• [Dataset rows]
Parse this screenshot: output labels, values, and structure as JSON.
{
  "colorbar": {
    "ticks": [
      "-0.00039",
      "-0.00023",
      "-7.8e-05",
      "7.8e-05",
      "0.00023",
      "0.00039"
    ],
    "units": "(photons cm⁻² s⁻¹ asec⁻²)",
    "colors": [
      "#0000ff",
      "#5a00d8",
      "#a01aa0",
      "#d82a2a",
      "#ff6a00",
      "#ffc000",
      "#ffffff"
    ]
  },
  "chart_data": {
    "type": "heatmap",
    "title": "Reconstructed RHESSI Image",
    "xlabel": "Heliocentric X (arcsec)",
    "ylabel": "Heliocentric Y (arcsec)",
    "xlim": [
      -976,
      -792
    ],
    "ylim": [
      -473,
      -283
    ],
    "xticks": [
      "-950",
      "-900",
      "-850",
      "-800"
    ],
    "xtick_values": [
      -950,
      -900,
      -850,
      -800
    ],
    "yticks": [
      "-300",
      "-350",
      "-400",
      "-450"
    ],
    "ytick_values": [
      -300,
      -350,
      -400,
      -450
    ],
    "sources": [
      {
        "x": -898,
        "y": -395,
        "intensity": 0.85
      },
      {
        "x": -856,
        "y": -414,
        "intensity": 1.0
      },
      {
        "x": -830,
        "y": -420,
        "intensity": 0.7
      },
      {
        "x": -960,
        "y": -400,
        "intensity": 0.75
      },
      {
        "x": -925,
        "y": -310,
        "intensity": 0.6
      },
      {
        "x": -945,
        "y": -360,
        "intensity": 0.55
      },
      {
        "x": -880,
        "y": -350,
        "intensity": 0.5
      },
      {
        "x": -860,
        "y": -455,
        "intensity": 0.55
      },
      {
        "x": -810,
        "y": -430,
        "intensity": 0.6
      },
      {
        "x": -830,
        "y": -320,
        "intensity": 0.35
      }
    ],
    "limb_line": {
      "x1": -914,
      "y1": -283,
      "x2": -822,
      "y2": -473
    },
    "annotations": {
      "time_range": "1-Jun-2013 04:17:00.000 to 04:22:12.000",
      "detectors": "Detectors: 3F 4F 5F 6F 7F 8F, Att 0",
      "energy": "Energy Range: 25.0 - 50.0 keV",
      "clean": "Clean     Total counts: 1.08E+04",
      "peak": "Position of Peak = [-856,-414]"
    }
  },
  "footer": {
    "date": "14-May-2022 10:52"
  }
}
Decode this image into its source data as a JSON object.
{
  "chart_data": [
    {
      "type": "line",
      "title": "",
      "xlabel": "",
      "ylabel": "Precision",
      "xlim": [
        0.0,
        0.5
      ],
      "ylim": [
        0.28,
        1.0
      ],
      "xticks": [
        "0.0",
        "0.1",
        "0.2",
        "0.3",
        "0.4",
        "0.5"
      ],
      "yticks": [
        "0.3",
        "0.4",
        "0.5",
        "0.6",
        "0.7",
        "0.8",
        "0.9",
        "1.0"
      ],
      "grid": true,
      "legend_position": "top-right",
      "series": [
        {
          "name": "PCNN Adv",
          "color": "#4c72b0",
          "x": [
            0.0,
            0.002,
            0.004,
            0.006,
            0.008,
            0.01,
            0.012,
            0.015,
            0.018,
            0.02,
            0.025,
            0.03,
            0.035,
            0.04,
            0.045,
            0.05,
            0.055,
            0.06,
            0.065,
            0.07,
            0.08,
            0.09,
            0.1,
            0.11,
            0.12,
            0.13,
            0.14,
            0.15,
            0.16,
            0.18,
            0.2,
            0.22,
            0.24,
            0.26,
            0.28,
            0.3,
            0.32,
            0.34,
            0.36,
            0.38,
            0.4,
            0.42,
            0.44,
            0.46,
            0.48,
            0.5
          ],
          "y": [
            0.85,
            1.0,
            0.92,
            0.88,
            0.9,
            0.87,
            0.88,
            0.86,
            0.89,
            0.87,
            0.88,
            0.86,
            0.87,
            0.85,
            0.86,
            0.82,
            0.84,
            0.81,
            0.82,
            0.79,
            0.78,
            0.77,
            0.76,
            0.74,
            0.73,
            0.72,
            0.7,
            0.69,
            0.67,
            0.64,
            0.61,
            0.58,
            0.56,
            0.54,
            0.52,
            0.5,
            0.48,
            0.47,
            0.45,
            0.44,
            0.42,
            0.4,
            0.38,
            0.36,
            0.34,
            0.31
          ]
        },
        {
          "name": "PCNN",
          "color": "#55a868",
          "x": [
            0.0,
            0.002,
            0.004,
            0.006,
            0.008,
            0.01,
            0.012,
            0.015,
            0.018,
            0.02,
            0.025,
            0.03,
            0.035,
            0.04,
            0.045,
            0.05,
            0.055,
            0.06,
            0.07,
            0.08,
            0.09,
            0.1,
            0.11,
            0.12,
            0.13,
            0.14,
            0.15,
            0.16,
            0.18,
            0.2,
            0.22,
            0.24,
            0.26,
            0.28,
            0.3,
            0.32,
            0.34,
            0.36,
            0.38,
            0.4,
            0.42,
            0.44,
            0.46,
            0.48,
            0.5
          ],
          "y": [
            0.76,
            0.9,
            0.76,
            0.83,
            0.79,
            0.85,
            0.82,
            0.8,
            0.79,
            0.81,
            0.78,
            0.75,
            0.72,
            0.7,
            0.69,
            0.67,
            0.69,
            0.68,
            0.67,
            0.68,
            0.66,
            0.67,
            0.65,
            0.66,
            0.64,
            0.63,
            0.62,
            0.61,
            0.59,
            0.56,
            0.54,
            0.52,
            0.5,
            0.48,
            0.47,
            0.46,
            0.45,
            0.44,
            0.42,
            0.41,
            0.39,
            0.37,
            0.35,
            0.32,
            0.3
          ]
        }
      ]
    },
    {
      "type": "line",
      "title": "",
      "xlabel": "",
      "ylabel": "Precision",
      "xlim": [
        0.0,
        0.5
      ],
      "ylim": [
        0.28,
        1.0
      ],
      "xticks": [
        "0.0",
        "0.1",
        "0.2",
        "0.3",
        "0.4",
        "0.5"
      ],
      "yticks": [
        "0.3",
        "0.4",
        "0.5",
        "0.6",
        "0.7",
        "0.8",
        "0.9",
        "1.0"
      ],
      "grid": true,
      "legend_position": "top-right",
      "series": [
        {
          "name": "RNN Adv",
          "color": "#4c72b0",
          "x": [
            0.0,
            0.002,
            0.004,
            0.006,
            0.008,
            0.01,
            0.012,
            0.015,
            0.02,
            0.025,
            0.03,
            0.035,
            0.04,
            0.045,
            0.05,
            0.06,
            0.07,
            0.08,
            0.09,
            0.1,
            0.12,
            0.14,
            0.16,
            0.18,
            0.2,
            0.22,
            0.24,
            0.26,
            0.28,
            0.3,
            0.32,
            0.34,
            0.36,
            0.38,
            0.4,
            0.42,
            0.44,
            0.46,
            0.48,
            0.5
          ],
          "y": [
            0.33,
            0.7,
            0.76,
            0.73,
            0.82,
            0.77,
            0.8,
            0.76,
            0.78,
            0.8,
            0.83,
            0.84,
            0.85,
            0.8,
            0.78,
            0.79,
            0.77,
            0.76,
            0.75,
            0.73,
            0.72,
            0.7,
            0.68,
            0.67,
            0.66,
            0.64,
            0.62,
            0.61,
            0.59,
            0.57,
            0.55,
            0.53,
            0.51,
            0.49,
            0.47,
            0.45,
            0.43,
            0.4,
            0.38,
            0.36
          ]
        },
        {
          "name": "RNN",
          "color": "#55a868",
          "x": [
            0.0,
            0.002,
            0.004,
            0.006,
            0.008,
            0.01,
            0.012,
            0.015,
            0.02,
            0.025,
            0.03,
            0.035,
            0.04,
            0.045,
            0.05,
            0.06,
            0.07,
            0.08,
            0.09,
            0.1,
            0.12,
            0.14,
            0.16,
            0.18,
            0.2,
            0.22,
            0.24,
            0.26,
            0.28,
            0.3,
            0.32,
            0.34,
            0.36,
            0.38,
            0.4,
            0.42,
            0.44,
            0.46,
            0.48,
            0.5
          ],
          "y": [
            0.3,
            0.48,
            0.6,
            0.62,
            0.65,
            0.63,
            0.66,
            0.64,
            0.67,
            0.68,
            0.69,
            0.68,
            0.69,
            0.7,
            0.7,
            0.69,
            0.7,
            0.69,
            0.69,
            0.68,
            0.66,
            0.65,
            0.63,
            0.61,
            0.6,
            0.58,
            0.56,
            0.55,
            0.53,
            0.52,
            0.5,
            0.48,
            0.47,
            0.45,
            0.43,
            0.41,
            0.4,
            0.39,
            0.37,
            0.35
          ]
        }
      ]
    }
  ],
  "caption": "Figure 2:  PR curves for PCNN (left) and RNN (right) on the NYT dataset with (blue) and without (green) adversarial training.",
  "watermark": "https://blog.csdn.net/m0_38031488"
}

• [Task brief] Show all lines from the listing above in which "PCNN" appears.

• [Answer to the task]
          "name": "PCNN Adv",
          "name": "PCNN",
  "caption": "Figure 2:  PR curves for PCNN (left) and RNN (right) on the NYT dataset with (blue) and without (green) adversarial training.",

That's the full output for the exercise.